• WRITTEN TASK:
Set the listing down again exactly, please, apart from its pictures.

(Records that describe figures)
....................

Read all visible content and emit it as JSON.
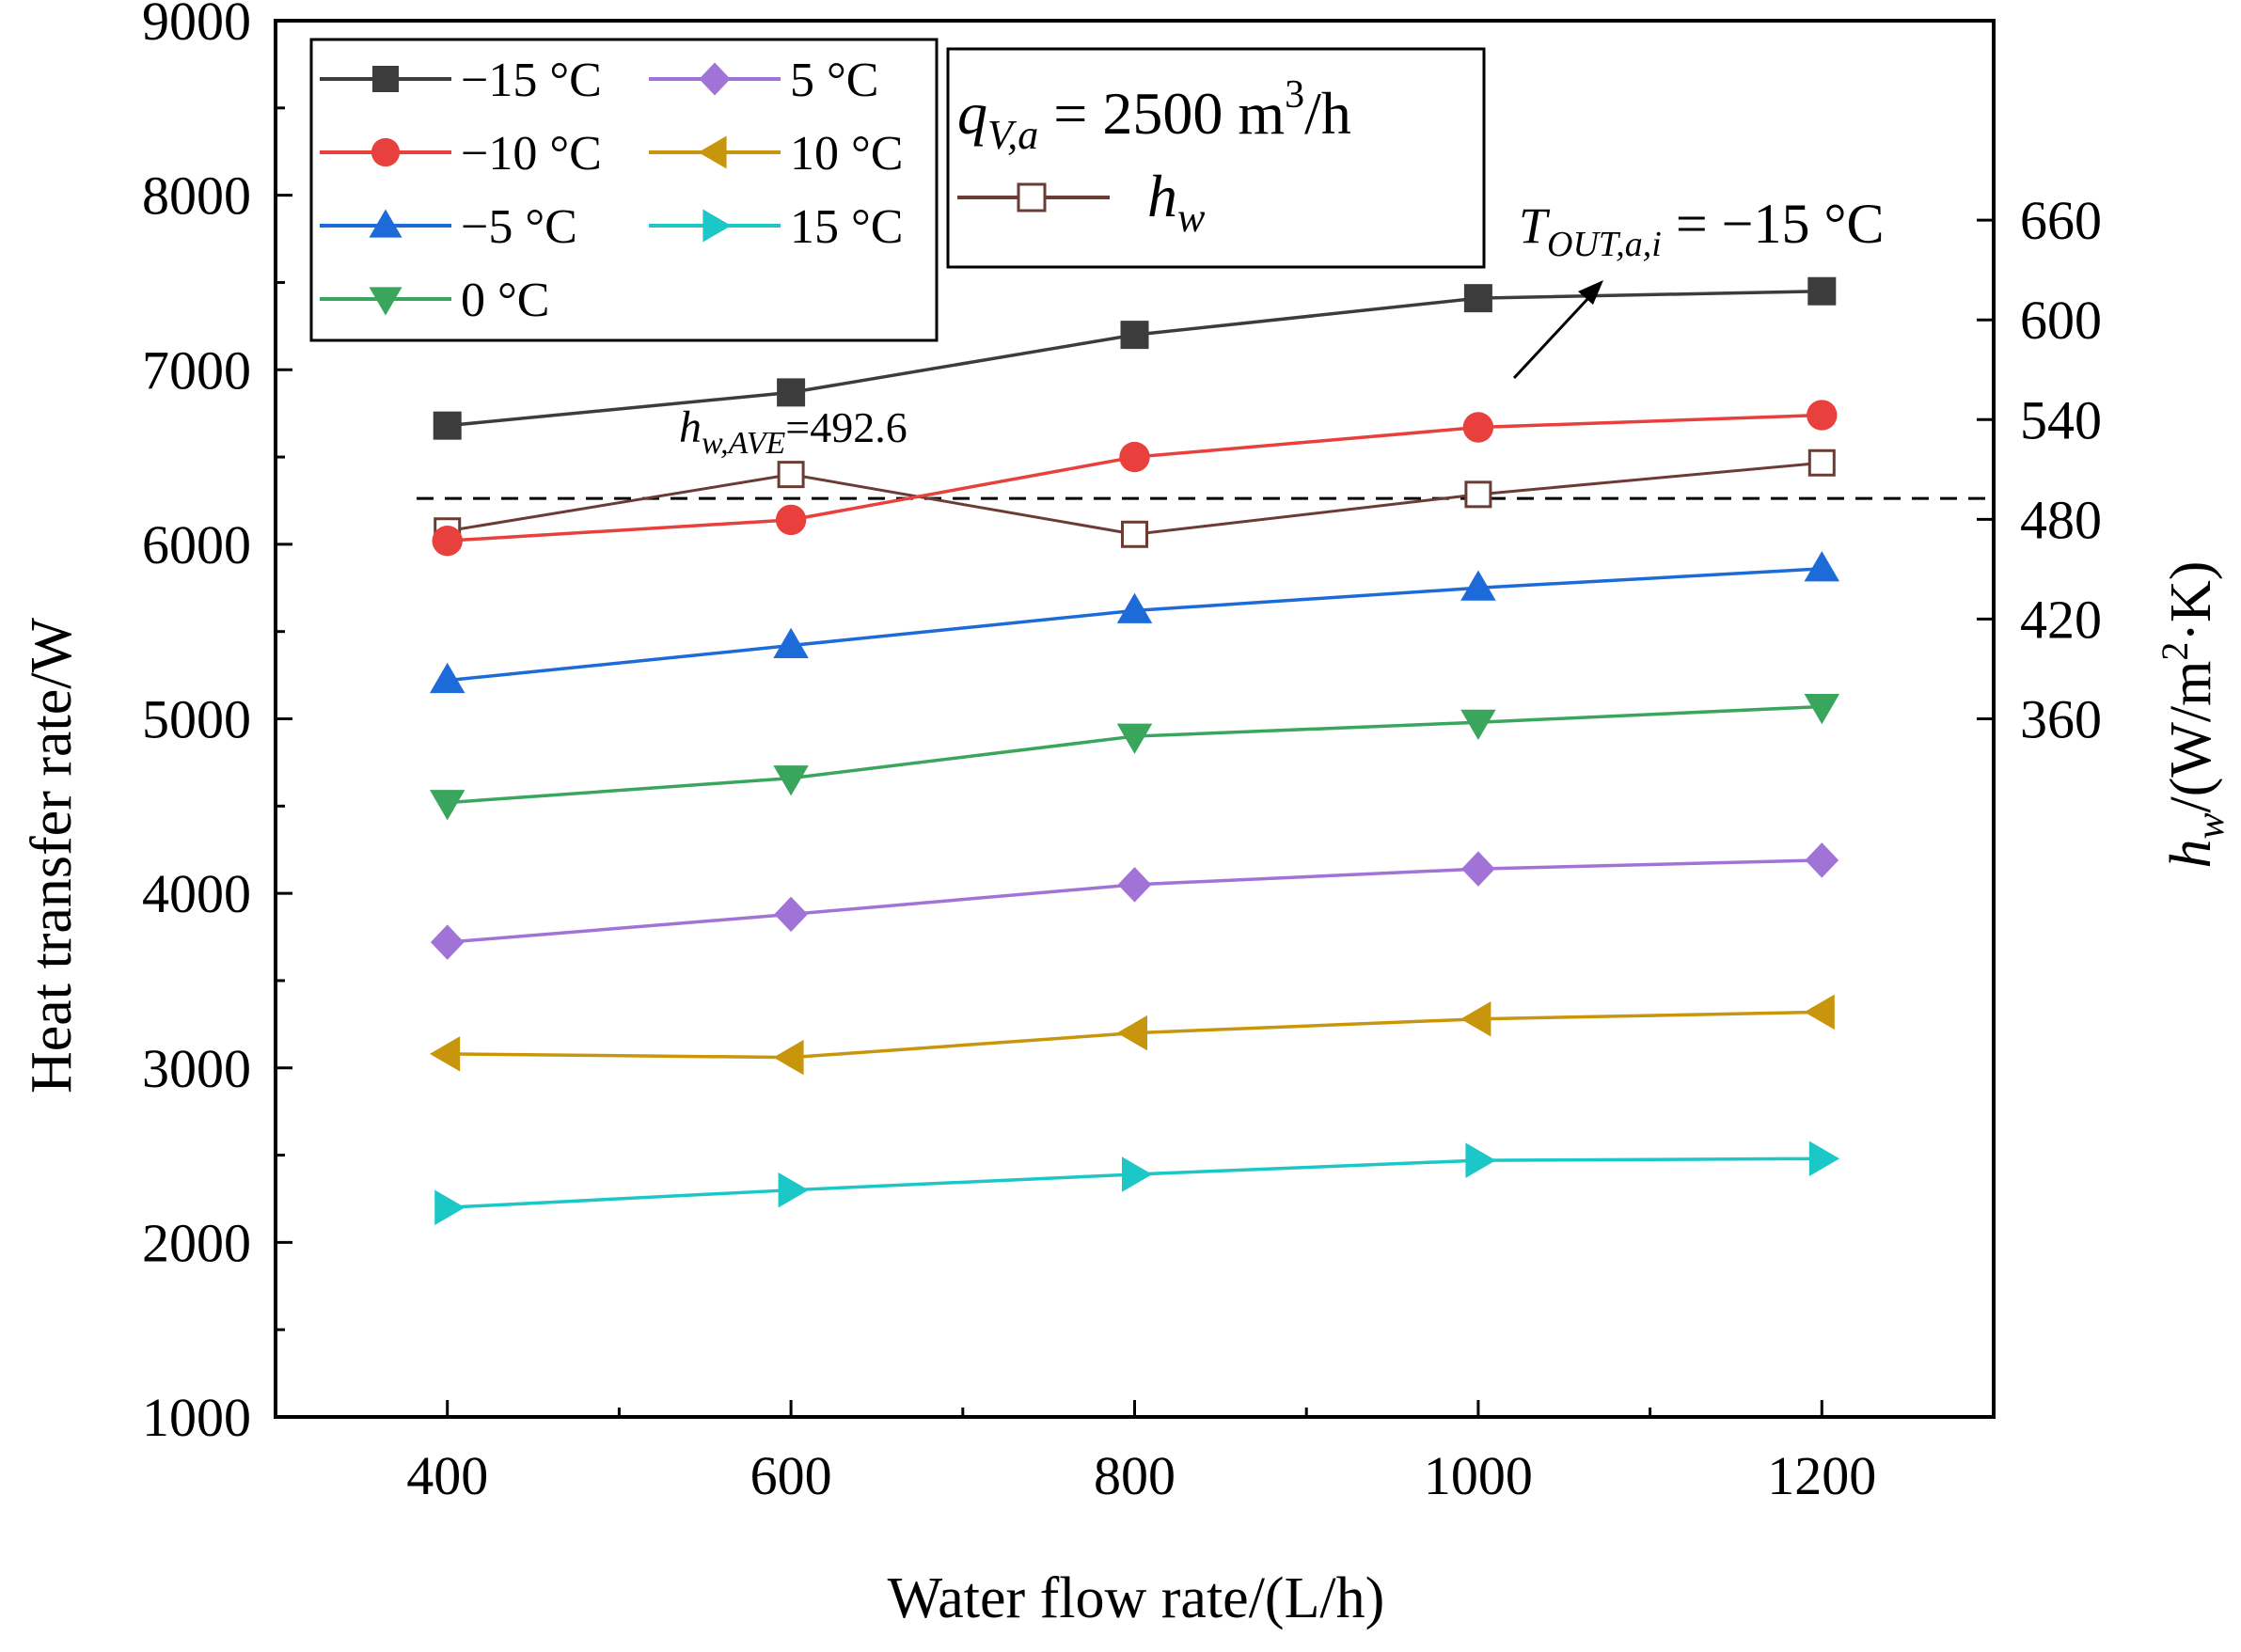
{
  "chart_data": {
    "type": "line",
    "x": [
      400,
      600,
      800,
      1000,
      1200
    ],
    "xlabel": "Water flow rate/(L/h)",
    "xlim": [
      300,
      1300
    ],
    "xticks": [
      "400",
      "600",
      "800",
      "1000",
      "1200"
    ],
    "ylabel": "Heat transfer rate/W",
    "ylim": [
      1000,
      9000
    ],
    "yticks": [
      "1000",
      "2000",
      "3000",
      "4000",
      "5000",
      "6000",
      "7000",
      "8000",
      "9000"
    ],
    "y2label_main": "h",
    "y2label_sub": "w",
    "y2label_rest": "/(W/m",
    "y2label_sup": "2",
    "y2label_tail": "·K)",
    "y2lim": [
      -60,
      780
    ],
    "y2ticks": [
      "360",
      "420",
      "480",
      "540",
      "600",
      "660"
    ],
    "series": [
      {
        "name": "−15 °C",
        "marker": "square",
        "color": "#3c3c3c",
        "values": [
          6680,
          6870,
          7200,
          7410,
          7450
        ]
      },
      {
        "name": "−10 °C",
        "marker": "circle",
        "color": "#e8403c",
        "values": [
          6020,
          6140,
          6500,
          6670,
          6740
        ]
      },
      {
        "name": "−5 °C",
        "marker": "triangle-up",
        "color": "#1d6bd8",
        "values": [
          5220,
          5420,
          5620,
          5750,
          5860
        ]
      },
      {
        "name": " 0 °C",
        "marker": "triangle-down",
        "color": "#3aa55c",
        "values": [
          4520,
          4660,
          4900,
          4980,
          5070
        ]
      },
      {
        "name": " 5 °C",
        "marker": "diamond",
        "color": "#a273d6",
        "values": [
          3720,
          3880,
          4050,
          4140,
          4190
        ]
      },
      {
        "name": "10 °C",
        "marker": "triangle-left",
        "color": "#c8960c",
        "values": [
          3080,
          3060,
          3200,
          3280,
          3320
        ]
      },
      {
        "name": "15 °C",
        "marker": "triangle-right",
        "color": "#1bc7c7",
        "values": [
          2200,
          2300,
          2390,
          2470,
          2480
        ]
      }
    ],
    "hw_series": {
      "name": "h",
      "name_sub": "w",
      "marker": "open-square",
      "color": "#6b3c34",
      "values": [
        473,
        507,
        471,
        495,
        514
      ]
    },
    "hw_ave": {
      "value": 492.6,
      "label_main": "h",
      "label_sub": "w,AVE",
      "label_value": "=492.6"
    },
    "condition": {
      "main": "q",
      "sub": "V,a",
      "rest": " = 2500 m",
      "sup": "3",
      "tail": "/h"
    },
    "annotation": {
      "main": "T",
      "sub": "OUT,a,i",
      "rest": " = −15 °C"
    }
  }
}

....................

• RESULT:
Read all visible content and emit it as JSON.
{
  "chart_data": {
    "type": "line",
    "x": [
      400,
      600,
      800,
      1000,
      1200
    ],
    "xlabel": "Water flow rate/(L/h)",
    "xlim": [
      300,
      1300
    ],
    "xticks": [
      "400",
      "600",
      "800",
      "1000",
      "1200"
    ],
    "ylabel": "Heat transfer rate/W",
    "ylim": [
      1000,
      9000
    ],
    "yticks": [
      "1000",
      "2000",
      "3000",
      "4000",
      "5000",
      "6000",
      "7000",
      "8000",
      "9000"
    ],
    "y2label_main": "h",
    "y2label_sub": "w",
    "y2label_rest": "/(W/m",
    "y2label_sup": "2",
    "y2label_tail": "·K)",
    "y2lim": [
      -60,
      780
    ],
    "y2ticks": [
      "360",
      "420",
      "480",
      "540",
      "600",
      "660"
    ],
    "series": [
      {
        "name": "−15 °C",
        "marker": "square",
        "color": "#3c3c3c",
        "values": [
          6680,
          6870,
          7200,
          7410,
          7450
        ]
      },
      {
        "name": "−10 °C",
        "marker": "circle",
        "color": "#e8403c",
        "values": [
          6020,
          6140,
          6500,
          6670,
          6740
        ]
      },
      {
        "name": "−5 °C",
        "marker": "triangle-up",
        "color": "#1d6bd8",
        "values": [
          5220,
          5420,
          5620,
          5750,
          5860
        ]
      },
      {
        "name": " 0 °C",
        "marker": "triangle-down",
        "color": "#3aa55c",
        "values": [
          4520,
          4660,
          4900,
          4980,
          5070
        ]
      },
      {
        "name": " 5 °C",
        "marker": "diamond",
        "color": "#a273d6",
        "values": [
          3720,
          3880,
          4050,
          4140,
          4190
        ]
      },
      {
        "name": "10 °C",
        "marker": "triangle-left",
        "color": "#c8960c",
        "values": [
          3080,
          3060,
          3200,
          3280,
          3320
        ]
      },
      {
        "name": "15 °C",
        "marker": "triangle-right",
        "color": "#1bc7c7",
        "values": [
          2200,
          2300,
          2390,
          2470,
          2480
        ]
      }
    ],
    "hw_series": {
      "name": "h",
      "name_sub": "w",
      "marker": "open-square",
      "color": "#6b3c34",
      "values": [
        473,
        507,
        471,
        495,
        514
      ]
    },
    "hw_ave": {
      "value": 492.6,
      "label_main": "h",
      "label_sub": "w,AVE",
      "label_value": "=492.6"
    },
    "condition": {
      "main": "q",
      "sub": "V,a",
      "rest": " = 2500 m",
      "sup": "3",
      "tail": "/h"
    },
    "annotation": {
      "main": "T",
      "sub": "OUT,a,i",
      "rest": " = −15 °C"
    }
  }
}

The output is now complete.